## TASK INSTRUCTIONS
Look over the lines below. Report each one that includes the string "estudios".

--

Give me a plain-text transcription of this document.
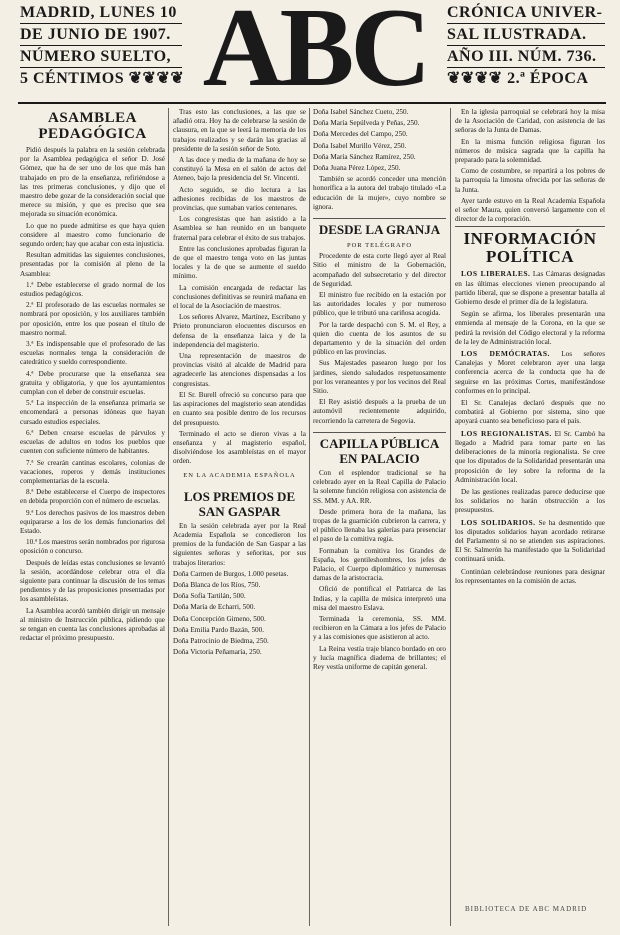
MADRID, LUNES 10
DE JUNIO DE 1907.
NÚMERO SUELTO,
5 CÉNTIMOS ❦❦❦❦ ABC	CRÓNICA UNIVER-
SAL ILUSTRADA.
AÑO III. NÚM. 736.
❦❦❦❦ 2.ª ÉPOCA
ASAMBLEA PEDAGÓGICA

Pidió después la palabra en la sesión celebrada por la Asamblea pedagógica el señor D. José Gómez, que ha de ser uno de los que más han trabajado en pro de la enseñanza, refiriéndose a las tres primeras conclusiones, y dijo que el maestro debe gozar de la consideración social que merece su misión, y que es preciso que sea mejorada su situación económica.

Lo que no puede admitirse es que haya quien considere al maestro como funcionario de segundo orden; hay que acabar con esta injusticia.

Resultan admitidas las siguientes conclusiones, presentadas por la comisión al pleno de la Asamblea:

1.ª Debe establecerse el grado normal de los estudios pedagógicos.

2.ª El profesorado de las escuelas normales se nombrará por oposición, y los auxiliares también por oposición, entre los que posean el título de maestro normal.

3.ª Es indispensable que el profesorado de las escuelas normales tenga la consideración de catedrático y sueldo correspondiente.

4.ª Debe procurarse que la enseñanza sea gratuita y obligatoria, y que los ayuntamientos cumplan con el deber de construir escuelas.

5.ª La inspección de la enseñanza primaria se encomendará a personas idóneas que hayan cursado estudios especiales.

6.ª Deben crearse escuelas de párvulos y escuelas de adultos en todos los pueblos que cuenten con suficiente número de habitantes.

7.ª Se crearán cantinas escolares, colonias de vacaciones, roperos y demás instituciones complementarias de la escuela.

8.ª Debe establecerse el Cuerpo de inspectores en debida proporción con el número de escuelas.

9.ª Los derechos pasivos de los maestros deben equipararse a los de los demás funcionarios del Estado.

10.ª Los maestros serán nombrados por rigurosa oposición o concurso.

Después de leídas estas conclusiones se levantó la sesión, acordándose celebrar otra el día siguiente para continuar la discusión de los temas pendientes y de las proposiciones presentadas por los asambleístas.

La Asamblea acordó también dirigir un mensaje al ministro de Instrucción pública, pidiendo que se tengan en cuenta las conclusiones aprobadas al redactar el próximo presupuesto.

Tras esto las conclusiones, a las que se añadió otra. Hoy ha de celebrarse la sesión de clausura, en la que se leerá la memoria de los trabajos realizados y se darán las gracias al presidente de la sesión señor de Soto.

A las doce y media de la mañana de hoy se constituyó la Mesa en el salón de actos del Ateneo, bajo la presidencia del Sr. Vincenti.

Acto seguido, se dio lectura a las adhesiones recibidas de los maestros de provincias, que sumaban varios centenares.

Los congresistas que han asistido a la Asamblea se han reunido en un banquete fraternal para celebrar el éxito de sus trabajos.

Entre las conclusiones aprobadas figuran la de que el maestro tenga voto en las juntas locales y la de que se aumente el sueldo mínimo.

La comisión encargada de redactar las conclusiones definitivas se reunirá mañana en el local de la Asociación de maestros.

Los señores Alvarez, Martínez, Escribano y Prieto pronunciaron elocuentes discursos en defensa de la enseñanza laica y de la independencia del magisterio.

Una representación de maestros de provincias visitó al alcalde de Madrid para agradecerle las atenciones dispensadas a los congresistas.

El Sr. Burell ofreció su concurso para que las aspiraciones del magisterio sean atendidas en cuanto sea posible dentro de los recursos del presupuesto.

Terminado el acto se dieron vivas a la enseñanza y al magisterio español, disolviéndose los asambleístas en el mayor orden.

EN LA ACADEMIA ESPAÑOLA
LOS PREMIOS DE SAN GASPAR

En la sesión celebrada ayer por la Real Academia Española se concedieron los premios de la fundación de San Gaspar a las siguientes señoras y señoritas, por sus trabajos literarios:

Doña Carmen de Burgos, 1.000 pesetas.

Doña Blanca de los Ríos, 750.

Doña Sofía Tartilán, 500.

Doña María de Echarri, 500.

Doña Concepción Gimeno, 500.

Doña Emilia Pardo Bazán, 500.

Doña Patrocinio de Biedma, 250.

Doña Victoria Peñamaría, 250.

Doña Isabel Sánchez Cueto, 250.

Doña María Sepúlveda y Peñas, 250.

Doña Mercedes del Campo, 250.

Doña Isabel Murillo Vérez, 250.

Doña María Sánchez Ramírez, 250.

Doña Juana Pérez López, 250.

También se acordó conceder una mención honorífica a la autora del trabajo titulado «La educación de la mujer», cuyo nombre se ignora.

DESDE LA GRANJA
POR TELÉGRAFO

Procedente de esta corte llegó ayer al Real Sitio el ministro de la Gobernación, acompañado del subsecretario y del director de Seguridad.

El ministro fue recibido en la estación por las autoridades locales y por numeroso público, que le tributó una cariñosa acogida.

Por la tarde despachó con S. M. el Rey, a quien dio cuenta de los asuntos de su departamento y de la situación del orden público en las provincias.

Sus Majestades pasearon luego por los jardines, siendo saludados respetuosamente por los veraneantes y por los vecinos del Real Sitio.

El Rey asistió después a la prueba de un automóvil recientemente adquirido, recorriendo la carretera de Segovia.

CAPILLA PÚBLICA EN PALACIO

Con el esplendor tradicional se ha celebrado ayer en la Real Capilla de Palacio la solemne función religiosa con asistencia de SS. MM. y AA. RR.

Desde primera hora de la mañana, las tropas de la guarnición cubrieron la carrera, y el público llenaba las galerías para presenciar el paso de la comitiva regia.

Formaban la comitiva los Grandes de España, los gentileshombres, los jefes de Palacio, el Cuerpo diplomático y numerosas damas de la aristocracia.

Ofició de pontifical el Patriarca de las Indias, y la capilla de música interpretó una misa del maestro Eslava.

Terminada la ceremonia, SS. MM. recibieron en la Cámara a los jefes de Palacio y a las comisiones que asistieron al acto.

La Reina vestía traje blanco bordado en oro y lucía magnífica diadema de brillantes; el Rey vestía uniforme de capitán general.

En la iglesia parroquial se celebrará hoy la misa de la Asociación de Caridad, con asistencia de las señoras de la Junta de Damas.

En la misma función religiosa figuran los números de música sagrada que la capilla ha preparado para la solemnidad.

Como de costumbre, se repartirá a los pobres de la parroquia la limosna ofrecida por las señoras de la Junta.

Ayer tarde estuvo en la Real Academia Española el señor Maura, quien conversó largamente con el director de la corporación.

INFORMACIÓN POLÍTICA

LOS LIBERALES. Las Cámaras designadas en las últimas elecciones vienen preocupando al partido liberal, que se dispone a presentar batalla al Gobierno desde el primer día de la legislatura.

Según se afirma, los liberales presentarán una enmienda al mensaje de la Corona, en la que se pedirá la revisión del Código electoral y la reforma de la ley de Administración local.

LOS DEMÓCRATAS. Los señores Canalejas y Moret celebraron ayer una larga conferencia acerca de la conducta que ha de seguirse en las próximas Cortes, manifestándose conformes en lo principal.

El Sr. Canalejas declaró después que no combatirá al Gobierno por sistema, sino que apoyará cuanto sea beneficioso para el país.

LOS REGIONALISTAS. El Sr. Cambó ha llegado a Madrid para tomar parte en las deliberaciones de la minoría regionalista. Se cree que los diputados de la Solidaridad presentarán una proposición de ley sobre la reforma de la Administración local.

De las gestiones realizadas parece deducirse que los solidarios no harán obstrucción a los presupuestos.

LOS SOLIDARIOS. Se ha desmentido que los diputados solidarios hayan acordado retirarse del Parlamento si no se atienden sus aspiraciones. El Sr. Salmerón ha manifestado que la Solidaridad continuará unida.

Continúan celebrándose reuniones para designar los representantes en la comisión de actas.

BIBLIOTECA DE ABC MADRID
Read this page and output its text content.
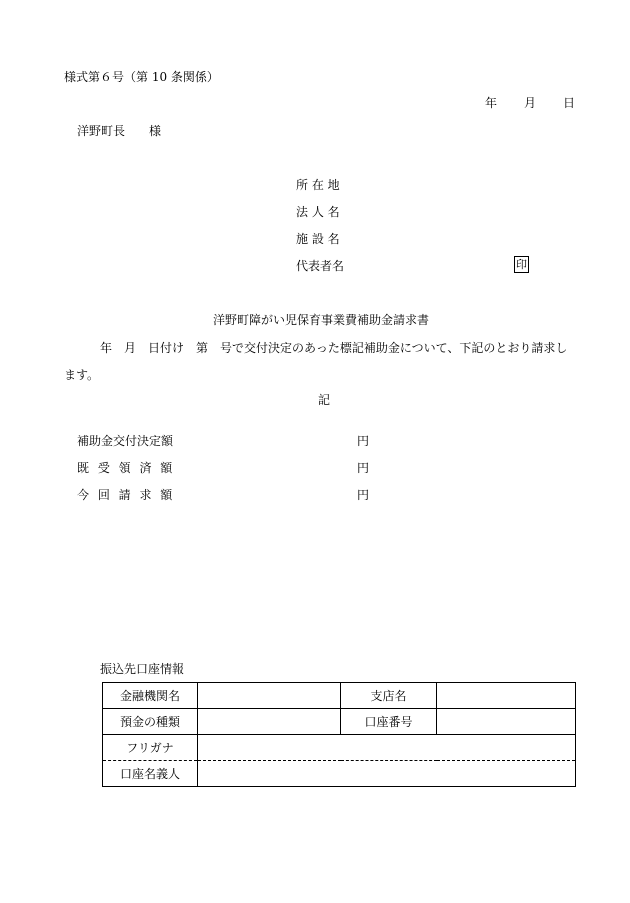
様式第６号（第 10 条関係）
年　　月　　日
洋野町長　　様
所 在 地
法 人 名
施 設 名
代表者名	印
洋野町障がい児保育事業費補助金請求書
年　月　日付け　第　号で交付決定のあった標記補助金について、下記のとおり請求し
ます。
記
補助金交付決定額	円
既 受 領 済 額	円
今 回 請 求 額	円
振込先口座情報
金融機関名		支店名	
預金の種類		口座番号	
フリガナ			
口座名義人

--

## TASK OUTPUT
1.ª Debe establecerse el grado normal de los estudios pedagógicos.
5.ª La inspección de la enseñanza primaria se encomendará a personas idóneas que hayan cursado estudios especiales.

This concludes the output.